Copy each line of the records that holds the string "pledisboo".

--- Start DATA RECORDS ---

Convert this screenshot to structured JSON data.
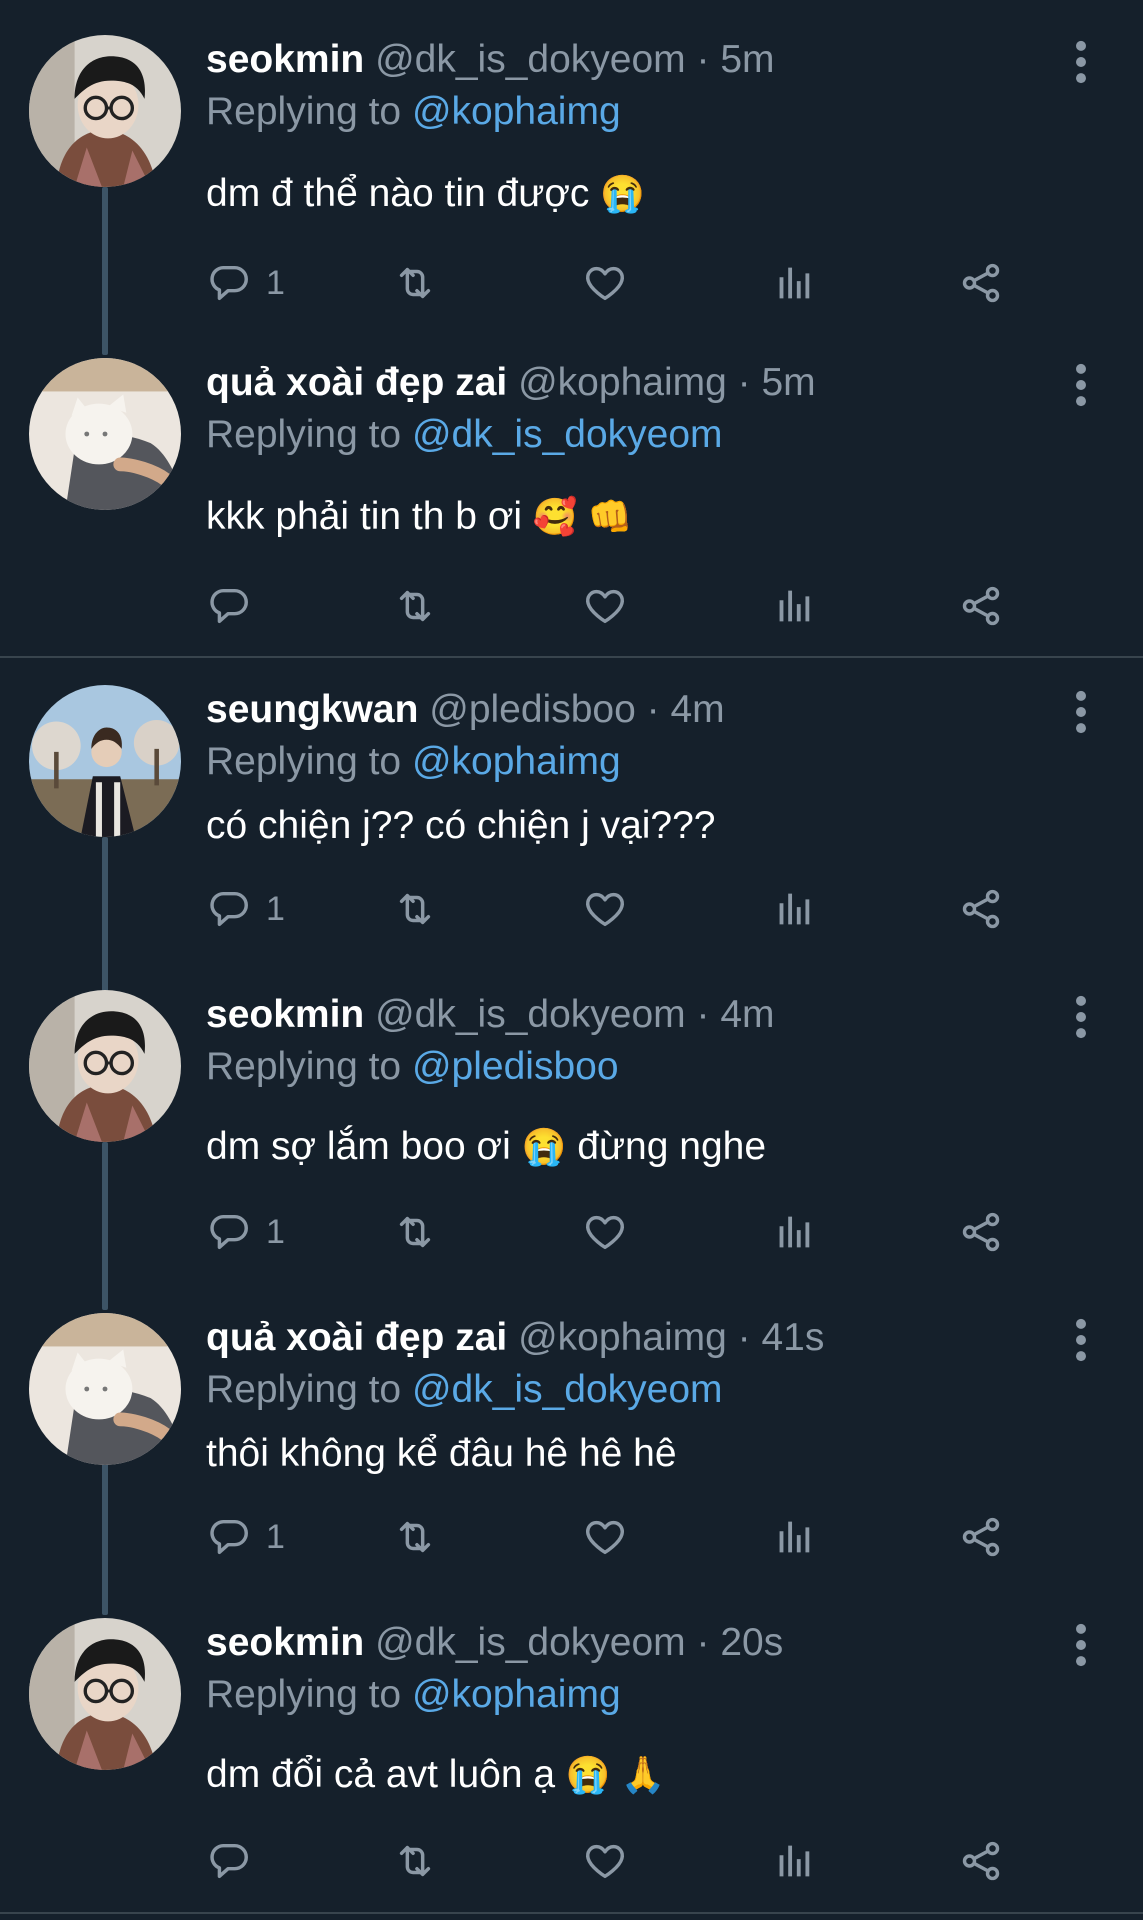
{
  "tweets": [
    {
      "name": "seokmin",
      "handle": "@dk_is_dokyeom",
      "time": "5m",
      "reply_prefix": "Replying to ",
      "reply_to": "@kophaimg",
      "text": "dm đ thể nào tin được",
      "emoji": "😭",
      "reply_count": "1",
      "avatar": "person-glasses-avatar"
    },
    {
      "name": "quả xoài đẹp zai",
      "handle": "@kophaimg",
      "time": "5m",
      "reply_prefix": "Replying to ",
      "reply_to": "@dk_is_dokyeom",
      "text": "kkk phải tin th b ơi",
      "emoji": "🥰 👊",
      "reply_count": "",
      "avatar": "white-cat-avatar"
    },
    {
      "name": "seungkwan",
      "handle": "@pledisboo",
      "time": "4m",
      "reply_prefix": "Replying to ",
      "reply_to": "@kophaimg",
      "text": "có chiện j?? có chiện j vại???",
      "emoji": "",
      "reply_count": "1",
      "avatar": "person-trees-avatar"
    },
    {
      "name": "seokmin",
      "handle": "@dk_is_dokyeom",
      "time": "4m",
      "reply_prefix": "Replying to ",
      "reply_to": "@pledisboo",
      "text": "dm sợ lắm boo ơi",
      "emoji": "😭",
      "text_after": " đừng nghe",
      "reply_count": "1",
      "avatar": "person-glasses-avatar"
    },
    {
      "name": "quả xoài đẹp zai",
      "handle": "@kophaimg",
      "time": "41s",
      "reply_prefix": "Replying to ",
      "reply_to": "@dk_is_dokyeom",
      "text": "thôi không kể đâu hê hê hê",
      "emoji": "",
      "reply_count": "1",
      "avatar": "white-cat-avatar"
    },
    {
      "name": "seokmin",
      "handle": "@dk_is_dokyeom",
      "time": "20s",
      "reply_prefix": "Replying to ",
      "reply_to": "@kophaimg",
      "text": "dm đổi cả avt luôn ạ",
      "emoji": "😭 🙏",
      "reply_count": "",
      "avatar": "person-glasses-avatar"
    }
  ],
  "colors": {
    "background": "#15202b",
    "mention": "#5aa9e6",
    "muted": "#8b98a5",
    "thread_line": "#3d5466"
  }
}
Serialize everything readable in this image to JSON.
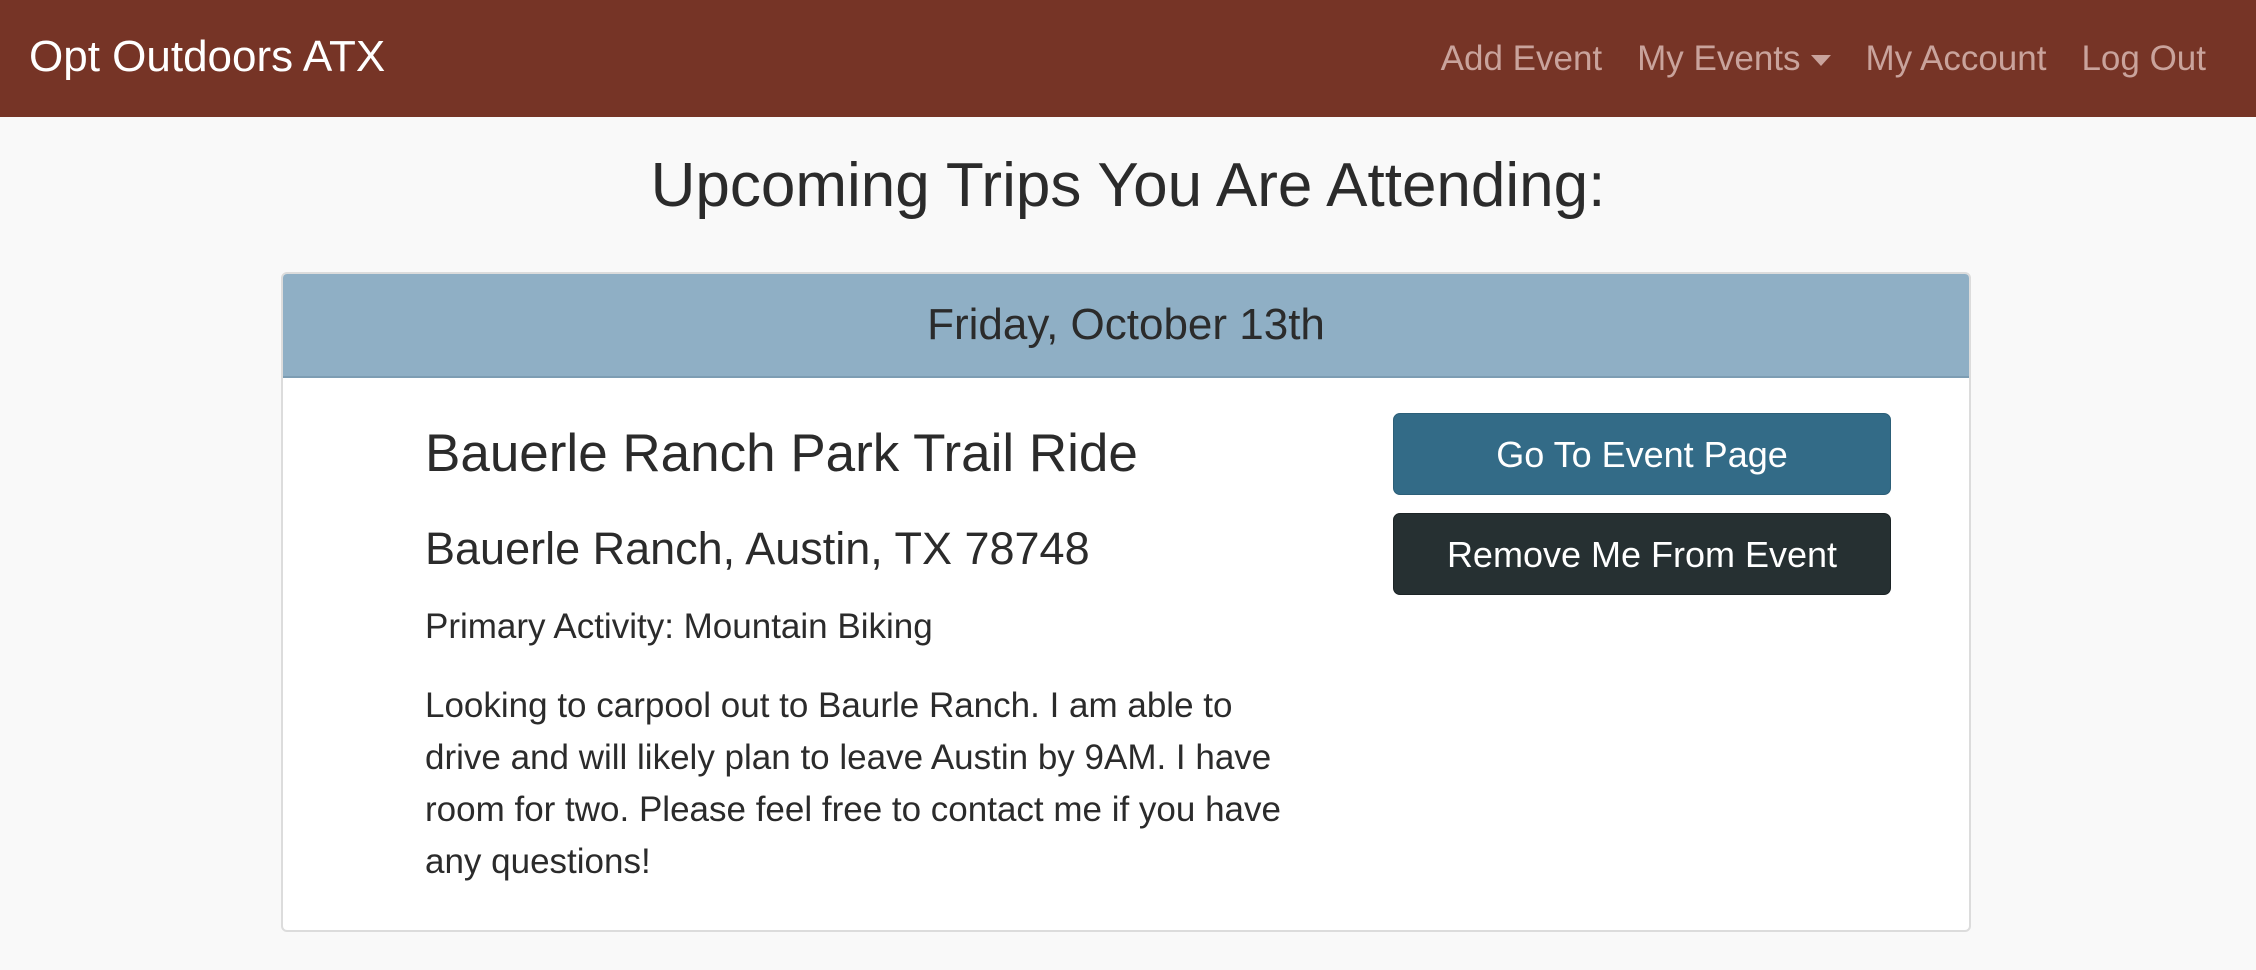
{
  "navbar": {
    "brand": "Opt Outdoors ATX",
    "links": {
      "add_event": "Add Event",
      "my_events": "My Events",
      "my_account": "My Account",
      "log_out": "Log Out"
    },
    "colors": {
      "background": "#763426",
      "link": "#c9a39c",
      "brand": "#ffffff"
    }
  },
  "page": {
    "title": "Upcoming Trips You Are Attending:"
  },
  "event_card": {
    "date_header": "Friday, October 13th",
    "name": "Bauerle Ranch Park Trail Ride",
    "location": "Bauerle Ranch, Austin, TX 78748",
    "activity": "Primary Activity: Mountain Biking",
    "description": "Looking to carpool out to Baurle Ranch. I am able to drive and will likely plan to leave Austin by 9AM. I have room for two. Please feel free to contact me if you have any questions!",
    "buttons": {
      "go_to_event": "Go To Event Page",
      "remove_me": "Remove Me From Event"
    },
    "colors": {
      "header": "#8fafc5",
      "primary_button": "#336b87",
      "dark_button": "#263032"
    }
  }
}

--- End DATA RECORDS ---

THE RESULT
      "handle": "@pledisboo",
      "reply_to": "@pledisboo",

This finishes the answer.